Task to carry out
In the listing below, how many lines contain the word "special"? Please respond with the number only.

[Extracted data entries]
▼▼▼

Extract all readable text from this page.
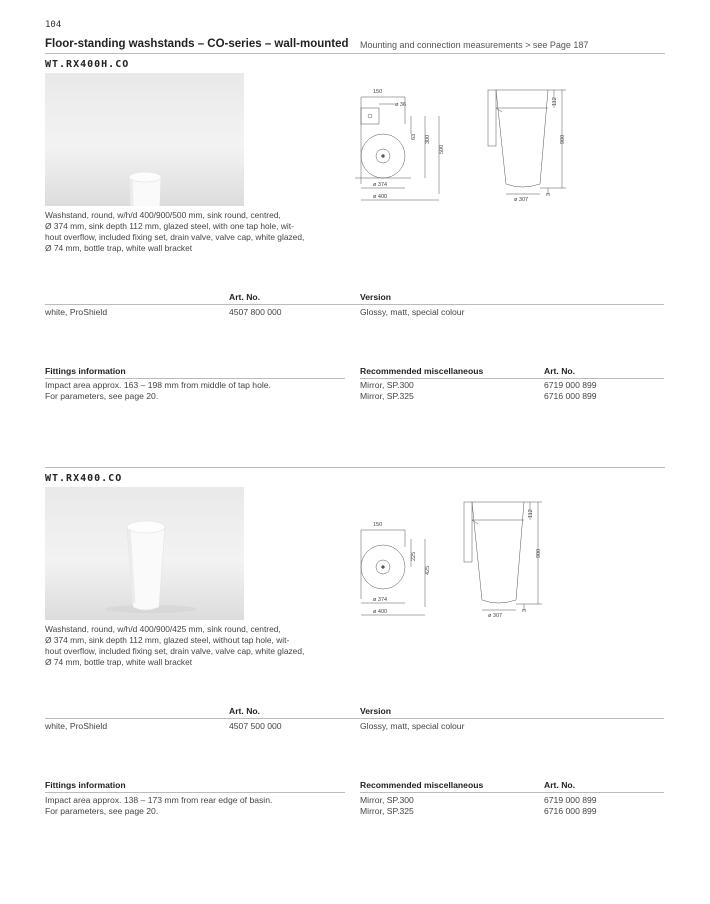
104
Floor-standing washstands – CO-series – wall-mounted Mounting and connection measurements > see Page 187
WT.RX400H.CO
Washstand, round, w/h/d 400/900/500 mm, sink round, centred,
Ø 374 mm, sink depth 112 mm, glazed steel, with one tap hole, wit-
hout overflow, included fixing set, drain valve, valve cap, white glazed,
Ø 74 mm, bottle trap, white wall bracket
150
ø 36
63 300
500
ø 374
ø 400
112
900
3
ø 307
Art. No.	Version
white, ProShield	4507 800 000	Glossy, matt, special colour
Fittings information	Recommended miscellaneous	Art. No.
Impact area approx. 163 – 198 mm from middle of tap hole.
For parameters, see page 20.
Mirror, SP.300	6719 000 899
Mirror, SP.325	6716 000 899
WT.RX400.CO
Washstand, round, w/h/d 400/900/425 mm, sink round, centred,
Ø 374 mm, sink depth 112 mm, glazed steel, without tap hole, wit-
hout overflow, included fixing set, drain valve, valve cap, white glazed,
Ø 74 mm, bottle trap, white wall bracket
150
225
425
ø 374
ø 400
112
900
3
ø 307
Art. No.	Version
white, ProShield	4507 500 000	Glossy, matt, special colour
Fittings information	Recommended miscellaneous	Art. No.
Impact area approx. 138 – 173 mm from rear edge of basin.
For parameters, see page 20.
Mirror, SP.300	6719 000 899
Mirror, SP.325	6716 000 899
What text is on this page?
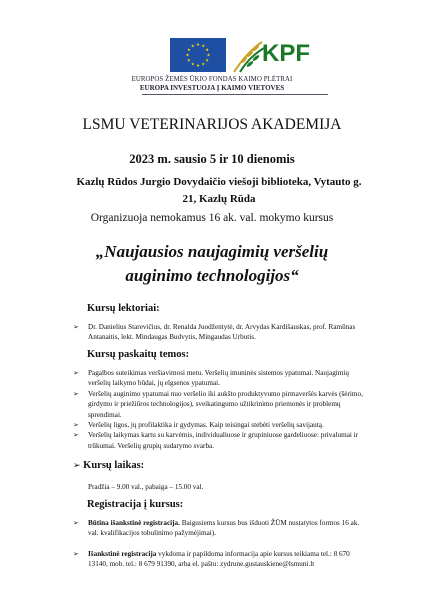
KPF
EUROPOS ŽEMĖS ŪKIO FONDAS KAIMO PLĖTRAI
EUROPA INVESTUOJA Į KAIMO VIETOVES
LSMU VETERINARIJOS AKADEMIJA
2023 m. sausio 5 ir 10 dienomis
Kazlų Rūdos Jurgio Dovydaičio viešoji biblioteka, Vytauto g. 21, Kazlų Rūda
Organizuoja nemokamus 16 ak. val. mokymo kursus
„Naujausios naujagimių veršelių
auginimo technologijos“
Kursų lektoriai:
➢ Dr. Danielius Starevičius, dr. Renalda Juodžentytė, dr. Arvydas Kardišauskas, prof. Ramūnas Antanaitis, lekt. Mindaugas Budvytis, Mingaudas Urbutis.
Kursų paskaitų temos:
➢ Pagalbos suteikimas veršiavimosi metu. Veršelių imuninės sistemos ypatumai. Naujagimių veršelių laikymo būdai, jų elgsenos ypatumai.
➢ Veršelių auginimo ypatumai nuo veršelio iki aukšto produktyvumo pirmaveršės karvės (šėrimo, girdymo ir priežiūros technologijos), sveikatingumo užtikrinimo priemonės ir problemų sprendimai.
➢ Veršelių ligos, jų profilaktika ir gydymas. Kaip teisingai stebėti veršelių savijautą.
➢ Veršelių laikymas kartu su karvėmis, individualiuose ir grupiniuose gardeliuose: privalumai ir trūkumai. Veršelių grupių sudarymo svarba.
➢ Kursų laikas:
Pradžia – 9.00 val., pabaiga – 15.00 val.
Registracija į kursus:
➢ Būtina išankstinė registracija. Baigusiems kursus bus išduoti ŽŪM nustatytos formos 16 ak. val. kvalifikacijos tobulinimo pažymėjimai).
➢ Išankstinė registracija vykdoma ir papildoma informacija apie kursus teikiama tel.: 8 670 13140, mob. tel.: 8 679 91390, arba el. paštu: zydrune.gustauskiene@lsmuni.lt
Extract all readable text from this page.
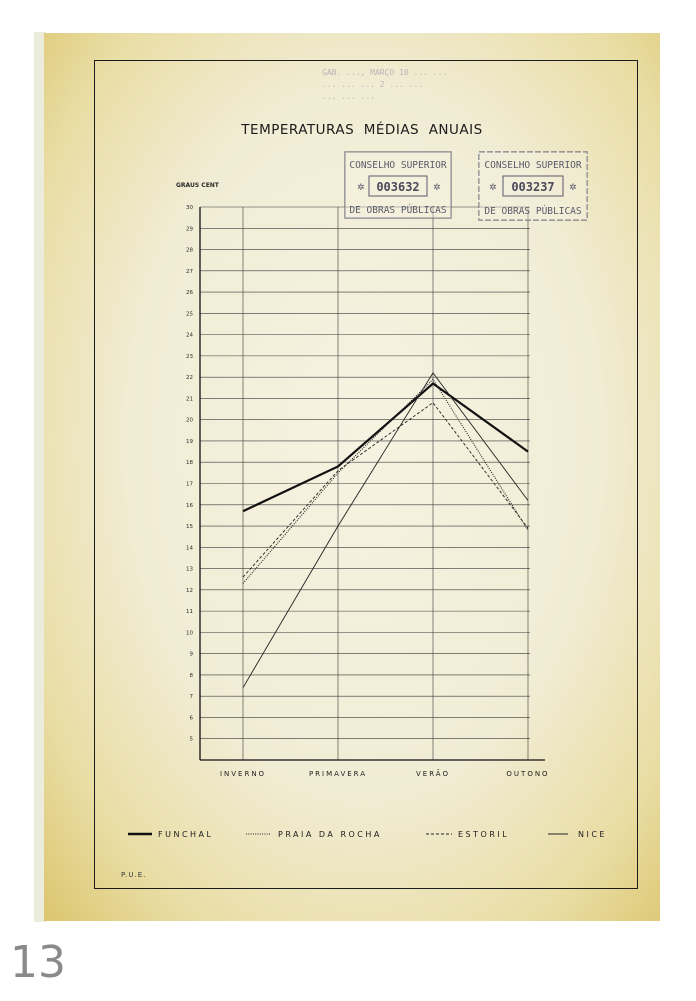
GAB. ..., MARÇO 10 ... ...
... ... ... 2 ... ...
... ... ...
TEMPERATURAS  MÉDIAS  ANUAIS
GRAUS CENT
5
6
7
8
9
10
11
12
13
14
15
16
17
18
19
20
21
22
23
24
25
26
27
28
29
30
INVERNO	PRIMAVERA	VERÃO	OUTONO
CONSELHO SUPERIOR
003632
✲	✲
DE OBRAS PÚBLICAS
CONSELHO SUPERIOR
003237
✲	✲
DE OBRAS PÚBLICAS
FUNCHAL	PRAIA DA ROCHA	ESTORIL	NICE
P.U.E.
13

▲▲▲
▼▼▼

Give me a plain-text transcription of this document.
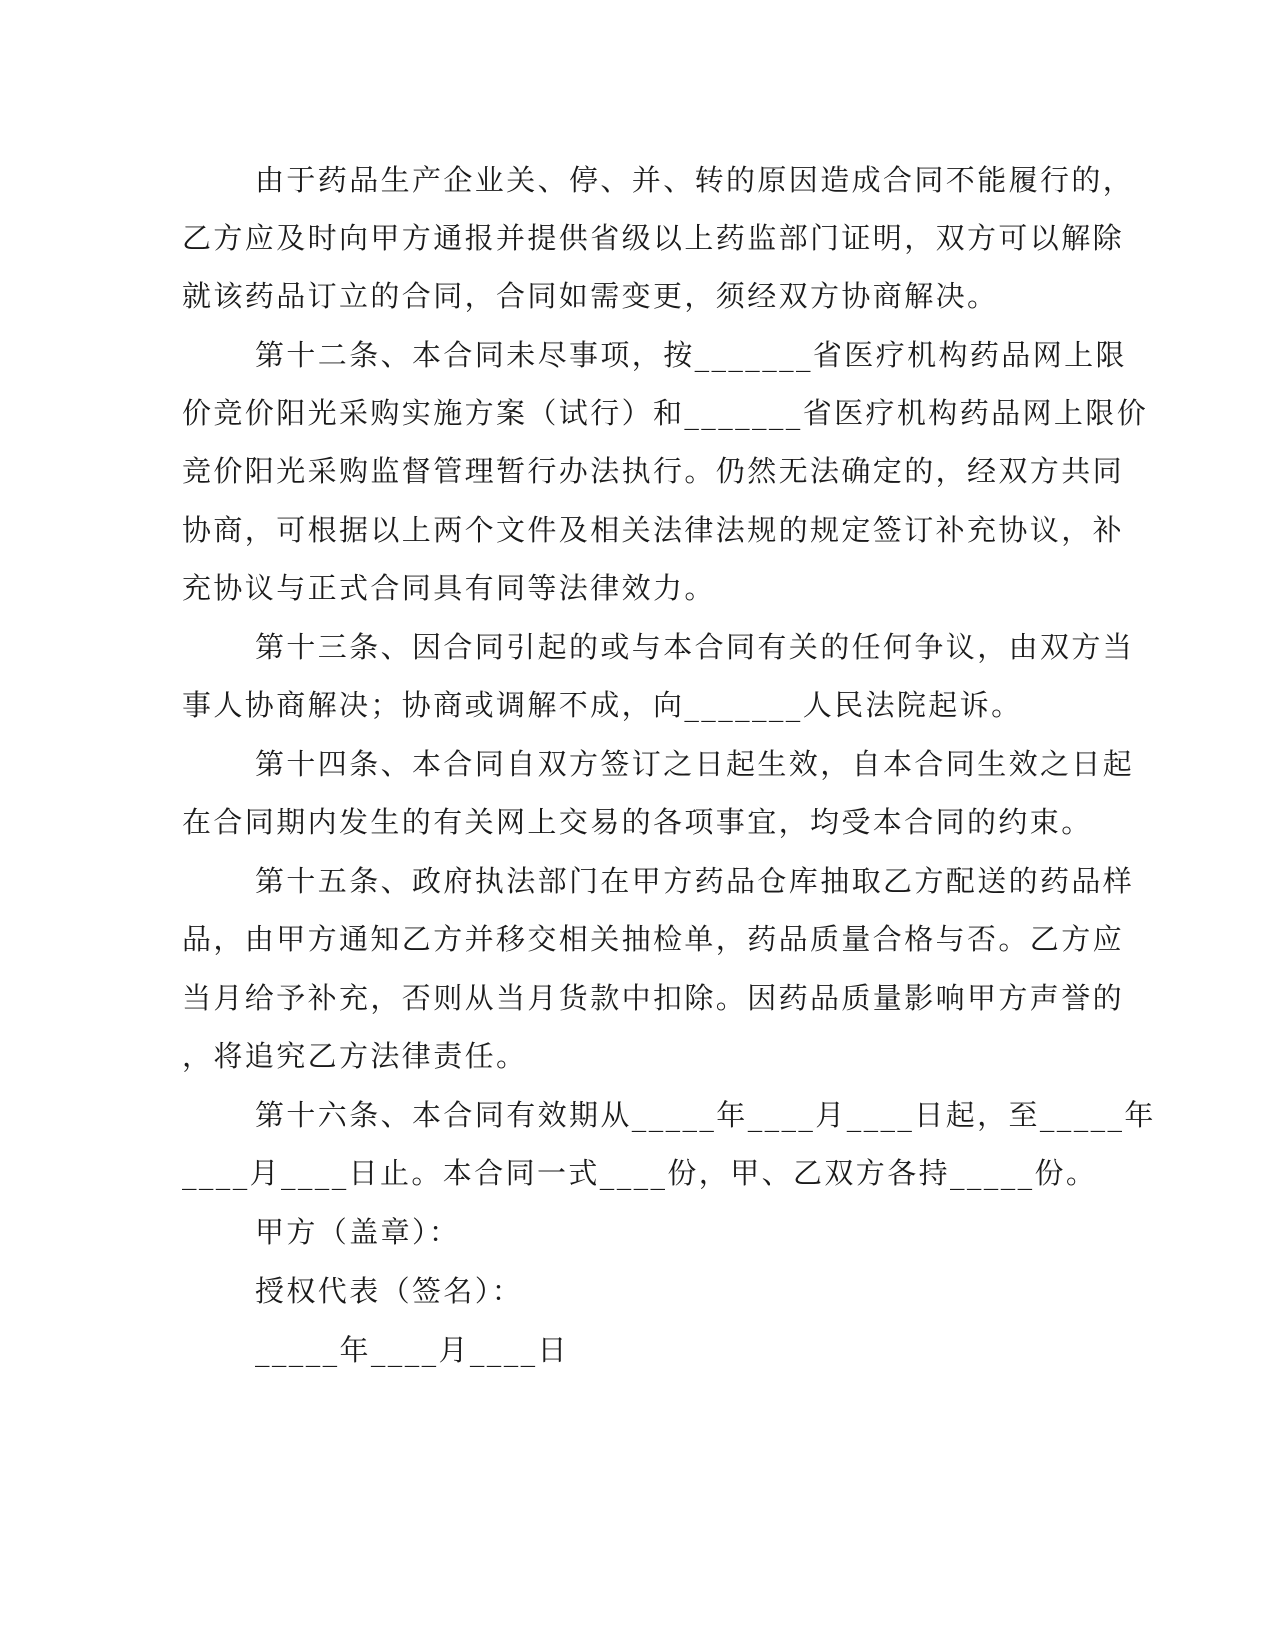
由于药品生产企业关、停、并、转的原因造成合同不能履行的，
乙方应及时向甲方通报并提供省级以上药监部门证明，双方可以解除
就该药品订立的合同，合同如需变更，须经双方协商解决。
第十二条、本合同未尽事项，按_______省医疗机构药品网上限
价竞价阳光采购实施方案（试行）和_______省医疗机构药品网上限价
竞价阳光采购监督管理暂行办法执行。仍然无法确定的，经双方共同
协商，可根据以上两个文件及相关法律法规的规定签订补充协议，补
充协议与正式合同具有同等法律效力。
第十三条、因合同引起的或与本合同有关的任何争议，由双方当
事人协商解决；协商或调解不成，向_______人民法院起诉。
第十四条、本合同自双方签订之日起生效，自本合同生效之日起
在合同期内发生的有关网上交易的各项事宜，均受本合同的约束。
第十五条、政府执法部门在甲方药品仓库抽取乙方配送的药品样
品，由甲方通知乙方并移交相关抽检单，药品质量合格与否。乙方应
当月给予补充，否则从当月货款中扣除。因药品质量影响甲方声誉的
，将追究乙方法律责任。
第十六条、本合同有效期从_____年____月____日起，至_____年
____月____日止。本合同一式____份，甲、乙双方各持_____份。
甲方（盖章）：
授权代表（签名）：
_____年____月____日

▲▲▲

Correct output
2